Fragmento seleccionado:
——

Es evidente que las afirmaciones hechas por Maritain en el capítulo anterior sobre la relación entre conclusiones prácticas y justificaciones teóricas, tienen implicaciones, a nivel institucional, en la forma de concebir las relaciones entre Iglesia y Estado. El filósofo francés aborda explícitamente el tema en este capítulo. Comienza recordando algunos principios inmutables: la espiritualidad del hombre, la primacía de lo espiritual sobre lo político (tema que explica acudiendo, en parte, a su personal teoría sobre las relaciones entre persona y bien común), la libertad de la Iglesia, la necesidad de una cooperación entre la Iglesia y el cuerpo político. Esos principios inmutables se aplican en todo momento histórico, pero, siendo mudables las circunstancias socioculturales, esa aplicación presenta modificaciones y vicisitudes. Así lo ha reconocido siempre la doctrina teológica, distinguiendo entre tesis e hipótesis; pero -añade Maritain- esa distinción no es del todo acertada, ya que es demasiado abstracta y genérica, de ahí que se preste, de una parte, a tomar como tesis lo que es sólo una forma histórica de aplicación de los principios, y, de otra, a presentar la hipótesis como un pragmatismo puro, es decir como un abandono de los principios. Para superar ambos escollos hace falta tomar conciencia del carácter analógico de la aplicación de los principios. En esa línea propone acudir a la idea de lo que llama “ideal histórico concreto”: es decir, el ideal realizable en una época dada porque representa la refracción de los principios en el clima y condiciones históricas del momento.

——

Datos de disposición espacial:
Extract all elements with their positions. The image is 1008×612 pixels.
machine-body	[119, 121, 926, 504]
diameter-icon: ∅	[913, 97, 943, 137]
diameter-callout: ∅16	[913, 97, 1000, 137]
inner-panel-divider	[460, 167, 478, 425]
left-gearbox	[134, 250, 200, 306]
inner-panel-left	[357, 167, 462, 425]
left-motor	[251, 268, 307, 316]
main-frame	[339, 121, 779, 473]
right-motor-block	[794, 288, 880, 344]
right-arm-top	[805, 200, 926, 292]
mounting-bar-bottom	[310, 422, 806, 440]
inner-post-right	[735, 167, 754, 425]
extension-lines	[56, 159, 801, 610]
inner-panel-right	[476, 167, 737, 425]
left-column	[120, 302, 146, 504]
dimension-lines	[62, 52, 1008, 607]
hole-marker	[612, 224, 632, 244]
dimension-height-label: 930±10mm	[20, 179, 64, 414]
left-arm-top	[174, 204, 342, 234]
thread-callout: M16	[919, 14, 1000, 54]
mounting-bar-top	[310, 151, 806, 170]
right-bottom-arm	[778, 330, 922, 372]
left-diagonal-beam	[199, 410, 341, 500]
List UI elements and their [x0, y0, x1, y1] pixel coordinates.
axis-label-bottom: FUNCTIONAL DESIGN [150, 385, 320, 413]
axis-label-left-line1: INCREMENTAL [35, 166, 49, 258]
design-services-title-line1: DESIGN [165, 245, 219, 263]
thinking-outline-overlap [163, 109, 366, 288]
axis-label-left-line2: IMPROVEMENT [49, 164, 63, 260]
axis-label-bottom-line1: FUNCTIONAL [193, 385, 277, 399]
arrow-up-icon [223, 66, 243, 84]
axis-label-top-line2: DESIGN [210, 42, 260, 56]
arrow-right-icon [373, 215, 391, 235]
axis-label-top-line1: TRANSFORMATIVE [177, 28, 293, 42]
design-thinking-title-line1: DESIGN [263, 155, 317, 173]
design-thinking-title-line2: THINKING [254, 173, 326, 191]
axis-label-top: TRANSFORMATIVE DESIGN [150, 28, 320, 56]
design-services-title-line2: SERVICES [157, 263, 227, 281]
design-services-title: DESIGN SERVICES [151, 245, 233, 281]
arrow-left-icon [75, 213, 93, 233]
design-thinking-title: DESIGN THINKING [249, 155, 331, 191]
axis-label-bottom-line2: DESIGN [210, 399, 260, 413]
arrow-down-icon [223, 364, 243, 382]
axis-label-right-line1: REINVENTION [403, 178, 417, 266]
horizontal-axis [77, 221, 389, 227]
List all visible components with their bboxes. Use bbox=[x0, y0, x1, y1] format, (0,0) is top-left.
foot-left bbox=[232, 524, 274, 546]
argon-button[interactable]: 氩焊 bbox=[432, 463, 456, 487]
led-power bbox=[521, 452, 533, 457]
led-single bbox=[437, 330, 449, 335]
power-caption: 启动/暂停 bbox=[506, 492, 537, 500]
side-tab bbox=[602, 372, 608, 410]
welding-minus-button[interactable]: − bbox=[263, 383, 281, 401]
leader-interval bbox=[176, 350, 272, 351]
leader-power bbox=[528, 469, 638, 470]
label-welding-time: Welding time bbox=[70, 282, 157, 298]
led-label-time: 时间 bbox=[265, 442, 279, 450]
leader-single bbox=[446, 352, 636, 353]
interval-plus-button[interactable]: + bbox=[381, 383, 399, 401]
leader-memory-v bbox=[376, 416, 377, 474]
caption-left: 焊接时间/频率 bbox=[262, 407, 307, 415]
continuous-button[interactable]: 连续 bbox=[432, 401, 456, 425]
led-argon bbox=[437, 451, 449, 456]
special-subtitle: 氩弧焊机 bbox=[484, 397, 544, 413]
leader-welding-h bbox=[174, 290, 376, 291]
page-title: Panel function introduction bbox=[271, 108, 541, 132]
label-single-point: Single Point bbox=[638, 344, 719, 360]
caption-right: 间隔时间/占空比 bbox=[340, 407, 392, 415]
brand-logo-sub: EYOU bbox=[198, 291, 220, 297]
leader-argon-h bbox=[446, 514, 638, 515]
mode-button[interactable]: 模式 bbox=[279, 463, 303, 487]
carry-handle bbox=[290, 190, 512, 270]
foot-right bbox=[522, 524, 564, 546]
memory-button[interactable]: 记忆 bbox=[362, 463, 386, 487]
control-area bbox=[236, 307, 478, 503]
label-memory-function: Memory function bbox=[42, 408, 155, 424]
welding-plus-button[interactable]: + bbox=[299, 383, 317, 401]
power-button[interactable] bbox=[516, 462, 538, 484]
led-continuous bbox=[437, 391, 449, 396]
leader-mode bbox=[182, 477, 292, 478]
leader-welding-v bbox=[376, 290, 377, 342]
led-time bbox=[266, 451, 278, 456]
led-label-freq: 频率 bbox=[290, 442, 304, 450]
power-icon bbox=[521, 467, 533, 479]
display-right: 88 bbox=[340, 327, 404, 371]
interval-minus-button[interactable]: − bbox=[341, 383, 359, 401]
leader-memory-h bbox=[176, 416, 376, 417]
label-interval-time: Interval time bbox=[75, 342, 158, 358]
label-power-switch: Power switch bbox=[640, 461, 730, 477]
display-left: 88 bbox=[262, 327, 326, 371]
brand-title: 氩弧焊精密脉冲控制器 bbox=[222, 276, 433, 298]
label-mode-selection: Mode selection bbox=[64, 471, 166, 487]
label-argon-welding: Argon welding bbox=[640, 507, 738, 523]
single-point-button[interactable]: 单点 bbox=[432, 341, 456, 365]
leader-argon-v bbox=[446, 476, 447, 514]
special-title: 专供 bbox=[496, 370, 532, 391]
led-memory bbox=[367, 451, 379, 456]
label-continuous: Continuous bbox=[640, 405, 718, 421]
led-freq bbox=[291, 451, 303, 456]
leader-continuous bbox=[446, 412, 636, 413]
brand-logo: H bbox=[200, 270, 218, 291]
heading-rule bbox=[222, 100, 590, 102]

——

Ejercicio planteado 1:
Según el fragmento seleccionado, ¿por qué considera Maritain que la distinción entre tesis e hipótesis no es del todo acertada? Responde en una a tres oraciones.
Ejercicio planteado 2:
En el fragmento seleccionado, ¿cómo llama Maritain al ideal realizable en una época dada?
Ejercicio planteado 3:
Indica si cada afirmación concuerda con el fragmento seleccionado y cita las palabras que lo deciden. (a) Entre los principios inmutables que recuerda Maritain figura la libertad de la Iglesia. (b) La aplicación de los principios inmutables no presenta cambios de una época a otra. (c) Para superar los dos escollos hay que tomar conciencia del carácter analógico de la aplicación de los principios.

Respuesta correcta 1:
Porque es demasiado abstracta y genérica. Por eso se presta, por un lado, a tomar como tesis lo que es solo una forma histórica de aplicación de los principios. Por otro, se presta a presentar la hipótesis como un pragmatismo puro, es decir, como un abandono de los principios.

Respuesta correcta 2:
Lo llama "ideal histórico concreto".

Respuesta correcta 3:
(a) Sí: "la libertad de la Iglesia".
(b) No: "esa aplicación presenta modificaciones y vicisitudes".
(c) Sí: "Para superar ambos escollos hace falta tomar conciencia del carácter analógico de la aplicación de los principios".